Goal: Please copy all the lines that follow, word for word.

━━━━━━━━━━

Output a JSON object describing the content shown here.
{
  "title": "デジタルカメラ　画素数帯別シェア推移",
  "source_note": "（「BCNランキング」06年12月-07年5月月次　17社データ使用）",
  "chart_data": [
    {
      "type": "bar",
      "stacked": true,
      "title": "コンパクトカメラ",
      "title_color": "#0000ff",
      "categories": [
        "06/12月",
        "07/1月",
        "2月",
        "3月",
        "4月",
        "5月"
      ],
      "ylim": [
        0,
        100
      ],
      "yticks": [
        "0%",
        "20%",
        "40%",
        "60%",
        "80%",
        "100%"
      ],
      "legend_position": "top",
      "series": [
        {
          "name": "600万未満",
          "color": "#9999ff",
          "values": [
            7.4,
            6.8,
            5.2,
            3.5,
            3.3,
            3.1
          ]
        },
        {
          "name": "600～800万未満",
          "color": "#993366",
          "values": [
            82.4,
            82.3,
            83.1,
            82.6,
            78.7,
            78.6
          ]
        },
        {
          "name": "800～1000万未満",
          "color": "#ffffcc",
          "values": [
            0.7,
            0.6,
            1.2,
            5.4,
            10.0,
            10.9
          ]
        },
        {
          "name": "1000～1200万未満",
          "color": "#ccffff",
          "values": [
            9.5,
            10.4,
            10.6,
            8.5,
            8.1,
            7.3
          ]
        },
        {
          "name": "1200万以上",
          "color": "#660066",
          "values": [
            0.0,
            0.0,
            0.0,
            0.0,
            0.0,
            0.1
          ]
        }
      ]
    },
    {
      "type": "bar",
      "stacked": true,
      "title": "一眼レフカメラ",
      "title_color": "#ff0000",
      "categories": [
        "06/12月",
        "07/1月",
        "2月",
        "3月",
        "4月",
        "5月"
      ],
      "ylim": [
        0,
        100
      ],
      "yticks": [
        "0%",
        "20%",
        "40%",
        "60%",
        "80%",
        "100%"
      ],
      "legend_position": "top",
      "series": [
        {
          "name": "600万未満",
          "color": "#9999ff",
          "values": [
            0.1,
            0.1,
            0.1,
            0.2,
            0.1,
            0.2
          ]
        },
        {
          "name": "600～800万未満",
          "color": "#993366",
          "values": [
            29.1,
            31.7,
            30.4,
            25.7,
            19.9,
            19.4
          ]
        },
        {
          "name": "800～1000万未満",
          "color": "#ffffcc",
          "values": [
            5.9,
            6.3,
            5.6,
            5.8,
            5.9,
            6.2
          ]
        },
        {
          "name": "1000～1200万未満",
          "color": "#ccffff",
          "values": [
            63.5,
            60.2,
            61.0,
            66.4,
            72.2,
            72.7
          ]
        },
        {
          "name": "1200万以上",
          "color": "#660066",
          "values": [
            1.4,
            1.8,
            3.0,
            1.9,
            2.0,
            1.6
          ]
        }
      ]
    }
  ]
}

━━━━━━━━━━

Solution below:
Output a JSON object describing the content shown here.
{
  "title": "デジタルカメラ　画素数帯別シェア推移",
  "source_note": "（「BCNランキング」06年12月-07年5月月次　17社データ使用）",
  "chart_data": [
    {
      "type": "bar",
      "stacked": true,
      "title": "コンパクトカメラ",
      "title_color": "#0000ff",
      "categories": [
        "06/12月",
        "07/1月",
        "2月",
        "3月",
        "4月",
        "5月"
      ],
      "ylim": [
        0,
        100
      ],
      "yticks": [
        "0%",
        "20%",
        "40%",
        "60%",
        "80%",
        "100%"
      ],
      "legend_position": "top",
      "series": [
        {
          "name": "600万未満",
          "color": "#9999ff",
          "values": [
            7.4,
            6.8,
            5.2,
            3.5,
            3.3,
            3.1
          ]
        },
        {
          "name": "600～800万未満",
          "color": "#993366",
          "values": [
            82.4,
            82.3,
            83.1,
            82.6,
            78.7,
            78.6
          ]
        },
        {
          "name": "800～1000万未満",
          "color": "#ffffcc",
          "values": [
            0.7,
            0.6,
            1.2,
            5.4,
            10.0,
            10.9
          ]
        },
        {
          "name": "1000～1200万未満",
          "color": "#ccffff",
          "values": [
            9.5,
            10.4,
            10.6,
            8.5,
            8.1,
            7.3
          ]
        },
        {
          "name": "1200万以上",
          "color": "#660066",
          "values": [
            0.0,
            0.0,
            0.0,
            0.0,
            0.0,
            0.1
          ]
        }
      ]
    },
    {
      "type": "bar",
      "stacked": true,
      "title": "一眼レフカメラ",
      "title_color": "#ff0000",
      "categories": [
        "06/12月",
        "07/1月",
        "2月",
        "3月",
        "4月",
        "5月"
      ],
      "ylim": [
        0,
        100
      ],
      "yticks": [
        "0%",
        "20%",
        "40%",
        "60%",
        "80%",
        "100%"
      ],
      "legend_position": "top",
      "series": [
        {
          "name": "600万未満",
          "color": "#9999ff",
          "values": [
            0.1,
            0.1,
            0.1,
            0.2,
            0.1,
            0.2
          ]
        },
        {
          "name": "600～800万未満",
          "color": "#993366",
          "values": [
            29.1,
            31.7,
            30.4,
            25.7,
            19.9,
            19.4
          ]
        },
        {
          "name": "800～1000万未満",
          "color": "#ffffcc",
          "values": [
            5.9,
            6.3,
            5.6,
            5.8,
            5.9,
            6.2
          ]
        },
        {
          "name": "1000～1200万未満",
          "color": "#ccffff",
          "values": [
            63.5,
            60.2,
            61.0,
            66.4,
            72.2,
            72.7
          ]
        },
        {
          "name": "1200万以上",
          "color": "#660066",
          "values": [
            1.4,
            1.8,
            3.0,
            1.9,
            2.0,
            1.6
          ]
        }
      ]
    }
  ]
}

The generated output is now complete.